--- Start ---

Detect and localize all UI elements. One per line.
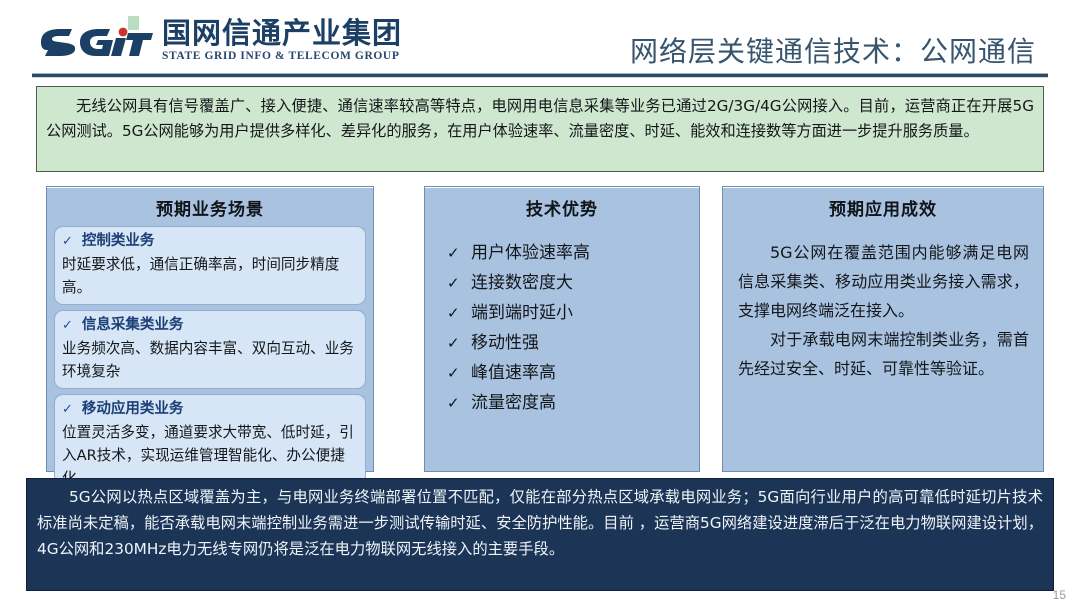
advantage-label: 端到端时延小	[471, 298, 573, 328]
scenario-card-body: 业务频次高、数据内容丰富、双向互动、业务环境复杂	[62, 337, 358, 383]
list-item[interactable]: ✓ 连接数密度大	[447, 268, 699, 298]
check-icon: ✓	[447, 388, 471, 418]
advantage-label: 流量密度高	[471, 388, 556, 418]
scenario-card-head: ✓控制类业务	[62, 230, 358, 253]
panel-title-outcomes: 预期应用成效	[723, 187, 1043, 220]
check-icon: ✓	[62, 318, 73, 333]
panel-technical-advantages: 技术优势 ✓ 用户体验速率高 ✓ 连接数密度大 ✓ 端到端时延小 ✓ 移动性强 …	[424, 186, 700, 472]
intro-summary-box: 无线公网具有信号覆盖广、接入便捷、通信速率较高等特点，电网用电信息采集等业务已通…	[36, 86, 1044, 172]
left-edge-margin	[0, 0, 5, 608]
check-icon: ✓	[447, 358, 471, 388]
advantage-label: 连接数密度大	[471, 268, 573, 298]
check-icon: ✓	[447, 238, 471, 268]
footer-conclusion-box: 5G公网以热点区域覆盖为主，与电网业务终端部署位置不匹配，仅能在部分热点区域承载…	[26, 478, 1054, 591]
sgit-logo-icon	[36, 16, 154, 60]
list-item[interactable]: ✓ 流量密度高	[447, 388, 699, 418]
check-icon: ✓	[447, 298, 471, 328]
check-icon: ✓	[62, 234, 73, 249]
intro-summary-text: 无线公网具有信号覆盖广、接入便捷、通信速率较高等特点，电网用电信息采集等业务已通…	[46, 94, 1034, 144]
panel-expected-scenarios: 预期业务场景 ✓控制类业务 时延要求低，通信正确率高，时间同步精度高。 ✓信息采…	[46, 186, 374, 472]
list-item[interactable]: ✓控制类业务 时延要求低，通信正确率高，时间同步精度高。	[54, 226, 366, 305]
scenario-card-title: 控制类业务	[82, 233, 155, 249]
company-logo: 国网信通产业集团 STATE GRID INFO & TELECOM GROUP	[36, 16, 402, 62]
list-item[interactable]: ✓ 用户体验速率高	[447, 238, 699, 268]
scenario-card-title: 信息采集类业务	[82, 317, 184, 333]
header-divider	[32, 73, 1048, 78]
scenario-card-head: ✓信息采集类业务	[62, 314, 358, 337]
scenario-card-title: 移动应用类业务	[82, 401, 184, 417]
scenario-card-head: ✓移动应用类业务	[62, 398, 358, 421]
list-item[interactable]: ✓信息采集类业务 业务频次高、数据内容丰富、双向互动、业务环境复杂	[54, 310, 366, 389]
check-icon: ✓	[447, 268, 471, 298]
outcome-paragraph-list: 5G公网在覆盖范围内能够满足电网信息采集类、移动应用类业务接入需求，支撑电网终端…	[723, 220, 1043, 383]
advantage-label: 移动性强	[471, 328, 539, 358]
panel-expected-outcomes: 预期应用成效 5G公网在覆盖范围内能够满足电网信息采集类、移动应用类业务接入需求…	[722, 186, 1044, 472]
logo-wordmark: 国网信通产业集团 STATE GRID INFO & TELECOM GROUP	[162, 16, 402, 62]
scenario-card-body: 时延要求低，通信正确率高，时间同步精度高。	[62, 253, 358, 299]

--- End ---

● **DESCRIPTION OF THE TASK**: Please return every line of the records above word for word, leaving out the pictures.

● **OUTPUT FOR THIS TASK**:
Detect and localize all UI elements. One per line.
advantage-label: 端到端时延小	[471, 298, 573, 328]
scenario-card-body: 业务频次高、数据内容丰富、双向互动、业务环境复杂	[62, 337, 358, 383]
list-item[interactable]: ✓ 连接数密度大	[447, 268, 699, 298]
check-icon: ✓	[447, 388, 471, 418]
advantage-label: 流量密度高	[471, 388, 556, 418]
scenario-card-head: ✓控制类业务	[62, 230, 358, 253]
panel-title-outcomes: 预期应用成效	[723, 187, 1043, 220]
check-icon: ✓	[62, 318, 73, 333]
panel-technical-advantages: 技术优势 ✓ 用户体验速率高 ✓ 连接数密度大 ✓ 端到端时延小 ✓ 移动性强 …	[424, 186, 700, 472]
intro-summary-box: 无线公网具有信号覆盖广、接入便捷、通信速率较高等特点，电网用电信息采集等业务已通…	[36, 86, 1044, 172]
left-edge-margin	[0, 0, 5, 608]
check-icon: ✓	[447, 358, 471, 388]
advantage-label: 连接数密度大	[471, 268, 573, 298]
check-icon: ✓	[447, 238, 471, 268]
footer-conclusion-box: 5G公网以热点区域覆盖为主，与电网业务终端部署位置不匹配，仅能在部分热点区域承载…	[26, 478, 1054, 591]
sgit-logo-icon	[36, 16, 154, 60]
list-item[interactable]: ✓ 流量密度高	[447, 388, 699, 418]
check-icon: ✓	[447, 298, 471, 328]
check-icon: ✓	[62, 234, 73, 249]
intro-summary-text: 无线公网具有信号覆盖广、接入便捷、通信速率较高等特点，电网用电信息采集等业务已通…	[46, 94, 1034, 144]
panel-expected-scenarios: 预期业务场景 ✓控制类业务 时延要求低，通信正确率高，时间同步精度高。 ✓信息采…	[46, 186, 374, 472]
list-item[interactable]: ✓控制类业务 时延要求低，通信正确率高，时间同步精度高。	[54, 226, 366, 305]
scenario-card-title: 控制类业务	[82, 233, 155, 249]
company-logo: 国网信通产业集团 STATE GRID INFO & TELECOM GROUP	[36, 16, 402, 62]
list-item[interactable]: ✓ 用户体验速率高	[447, 238, 699, 268]
scenario-card-title: 信息采集类业务	[82, 317, 184, 333]
header-divider	[32, 73, 1048, 78]
scenario-card-head: ✓信息采集类业务	[62, 314, 358, 337]
scenario-card-title: 移动应用类业务	[82, 401, 184, 417]
scenario-card-head: ✓移动应用类业务	[62, 398, 358, 421]
list-item[interactable]: ✓信息采集类业务 业务频次高、数据内容丰富、双向互动、业务环境复杂	[54, 310, 366, 389]
check-icon: ✓	[447, 268, 471, 298]
outcome-paragraph-list: 5G公网在覆盖范围内能够满足电网信息采集类、移动应用类业务接入需求，支撑电网终端…	[723, 220, 1043, 383]
advantage-label: 移动性强	[471, 328, 539, 358]
panel-expected-outcomes: 预期应用成效 5G公网在覆盖范围内能够满足电网信息采集类、移动应用类业务接入需求…	[722, 186, 1044, 472]
logo-wordmark: 国网信通产业集团 STATE GRID INFO & TELECOM GROUP	[162, 16, 402, 62]
scenario-card-body: 时延要求低，通信正确率高，时间同步精度高。	[62, 253, 358, 299]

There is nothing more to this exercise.